## BEGIN Supplied data

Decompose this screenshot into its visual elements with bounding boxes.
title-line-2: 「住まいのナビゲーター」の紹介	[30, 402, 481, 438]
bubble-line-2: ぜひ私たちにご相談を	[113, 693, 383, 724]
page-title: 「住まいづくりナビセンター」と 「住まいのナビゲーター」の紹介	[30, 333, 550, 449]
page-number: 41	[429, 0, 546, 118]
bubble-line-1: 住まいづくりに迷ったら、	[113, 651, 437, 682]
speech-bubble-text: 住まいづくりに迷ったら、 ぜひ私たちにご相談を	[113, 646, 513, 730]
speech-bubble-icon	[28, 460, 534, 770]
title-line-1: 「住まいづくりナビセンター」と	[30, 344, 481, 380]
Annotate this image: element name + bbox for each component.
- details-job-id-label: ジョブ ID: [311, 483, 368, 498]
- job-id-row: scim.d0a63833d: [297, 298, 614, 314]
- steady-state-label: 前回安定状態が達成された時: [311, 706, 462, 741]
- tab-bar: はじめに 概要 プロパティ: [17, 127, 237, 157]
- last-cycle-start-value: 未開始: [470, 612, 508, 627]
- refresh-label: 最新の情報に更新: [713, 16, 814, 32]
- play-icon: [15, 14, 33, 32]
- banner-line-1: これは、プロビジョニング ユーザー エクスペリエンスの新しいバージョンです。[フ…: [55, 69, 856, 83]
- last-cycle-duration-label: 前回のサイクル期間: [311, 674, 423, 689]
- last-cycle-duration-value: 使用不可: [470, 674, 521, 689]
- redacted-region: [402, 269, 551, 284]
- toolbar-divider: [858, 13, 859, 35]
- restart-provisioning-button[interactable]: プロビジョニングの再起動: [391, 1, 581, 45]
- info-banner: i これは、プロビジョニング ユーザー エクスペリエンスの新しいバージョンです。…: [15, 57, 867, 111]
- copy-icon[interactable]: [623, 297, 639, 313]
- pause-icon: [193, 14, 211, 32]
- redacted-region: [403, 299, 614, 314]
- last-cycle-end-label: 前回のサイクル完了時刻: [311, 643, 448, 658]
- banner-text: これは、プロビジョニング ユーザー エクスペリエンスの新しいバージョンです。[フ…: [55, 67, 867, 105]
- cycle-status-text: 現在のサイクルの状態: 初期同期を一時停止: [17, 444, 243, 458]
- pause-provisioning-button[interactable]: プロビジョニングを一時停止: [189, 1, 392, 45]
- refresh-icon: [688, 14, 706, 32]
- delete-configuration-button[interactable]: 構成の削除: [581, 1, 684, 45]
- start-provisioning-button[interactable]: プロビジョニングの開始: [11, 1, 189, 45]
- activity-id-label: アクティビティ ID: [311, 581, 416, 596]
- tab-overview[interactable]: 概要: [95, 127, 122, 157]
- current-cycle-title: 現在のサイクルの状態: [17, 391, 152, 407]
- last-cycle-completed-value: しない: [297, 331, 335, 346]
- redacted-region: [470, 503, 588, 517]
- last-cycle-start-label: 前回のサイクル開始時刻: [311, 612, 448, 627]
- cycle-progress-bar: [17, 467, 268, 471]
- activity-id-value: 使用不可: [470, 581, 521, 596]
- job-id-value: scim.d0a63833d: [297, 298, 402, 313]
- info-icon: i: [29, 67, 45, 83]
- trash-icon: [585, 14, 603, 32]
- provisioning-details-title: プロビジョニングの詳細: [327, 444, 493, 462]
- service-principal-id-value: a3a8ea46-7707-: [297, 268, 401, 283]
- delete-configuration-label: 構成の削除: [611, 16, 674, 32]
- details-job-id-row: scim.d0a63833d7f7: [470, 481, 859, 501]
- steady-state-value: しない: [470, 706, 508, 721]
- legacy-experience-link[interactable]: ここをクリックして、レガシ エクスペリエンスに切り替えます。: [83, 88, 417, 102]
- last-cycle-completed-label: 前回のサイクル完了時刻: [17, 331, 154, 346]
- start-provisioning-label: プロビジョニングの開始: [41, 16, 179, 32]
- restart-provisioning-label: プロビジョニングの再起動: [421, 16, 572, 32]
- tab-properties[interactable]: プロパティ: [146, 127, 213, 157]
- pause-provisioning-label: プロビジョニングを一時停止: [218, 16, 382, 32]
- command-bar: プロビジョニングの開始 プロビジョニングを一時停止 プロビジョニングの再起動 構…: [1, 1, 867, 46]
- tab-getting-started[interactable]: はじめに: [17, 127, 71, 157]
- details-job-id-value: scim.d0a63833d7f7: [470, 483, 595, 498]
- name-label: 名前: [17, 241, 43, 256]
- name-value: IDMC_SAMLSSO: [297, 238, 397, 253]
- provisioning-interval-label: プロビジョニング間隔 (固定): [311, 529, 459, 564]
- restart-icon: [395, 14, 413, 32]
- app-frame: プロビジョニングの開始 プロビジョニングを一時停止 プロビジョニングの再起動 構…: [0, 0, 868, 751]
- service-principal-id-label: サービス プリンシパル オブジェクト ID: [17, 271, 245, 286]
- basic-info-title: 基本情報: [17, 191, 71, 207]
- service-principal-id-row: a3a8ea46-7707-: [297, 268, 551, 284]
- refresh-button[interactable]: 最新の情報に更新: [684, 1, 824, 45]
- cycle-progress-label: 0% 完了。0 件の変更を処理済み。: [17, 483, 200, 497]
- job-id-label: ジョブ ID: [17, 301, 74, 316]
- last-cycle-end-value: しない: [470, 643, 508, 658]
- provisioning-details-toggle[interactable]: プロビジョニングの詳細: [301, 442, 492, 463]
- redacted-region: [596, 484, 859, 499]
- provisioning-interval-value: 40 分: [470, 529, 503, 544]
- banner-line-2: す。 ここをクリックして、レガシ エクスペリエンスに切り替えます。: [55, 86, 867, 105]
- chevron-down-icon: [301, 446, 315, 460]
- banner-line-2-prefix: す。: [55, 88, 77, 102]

## END Supplied data

What is needed: Output the lines unchanged, starting at the first line and ending at the line that contains "344, 481, 380]", with both of those lines included.

Result for this exercise:
Decompose this screenshot into its visual elements with bounding boxes.
title-line-2: 「住まいのナビゲーター」の紹介	[30, 402, 481, 438]
bubble-line-2: ぜひ私たちにご相談を	[113, 693, 383, 724]
page-title: 「住まいづくりナビセンター」と 「住まいのナビゲーター」の紹介	[30, 333, 550, 449]
page-number: 41	[429, 0, 546, 118]
bubble-line-1: 住まいづくりに迷ったら、	[113, 651, 437, 682]
speech-bubble-text: 住まいづくりに迷ったら、 ぜひ私たちにご相談を	[113, 646, 513, 730]
speech-bubble-icon	[28, 460, 534, 770]
title-line-1: 「住まいづくりナビセンター」と	[30, 344, 481, 380]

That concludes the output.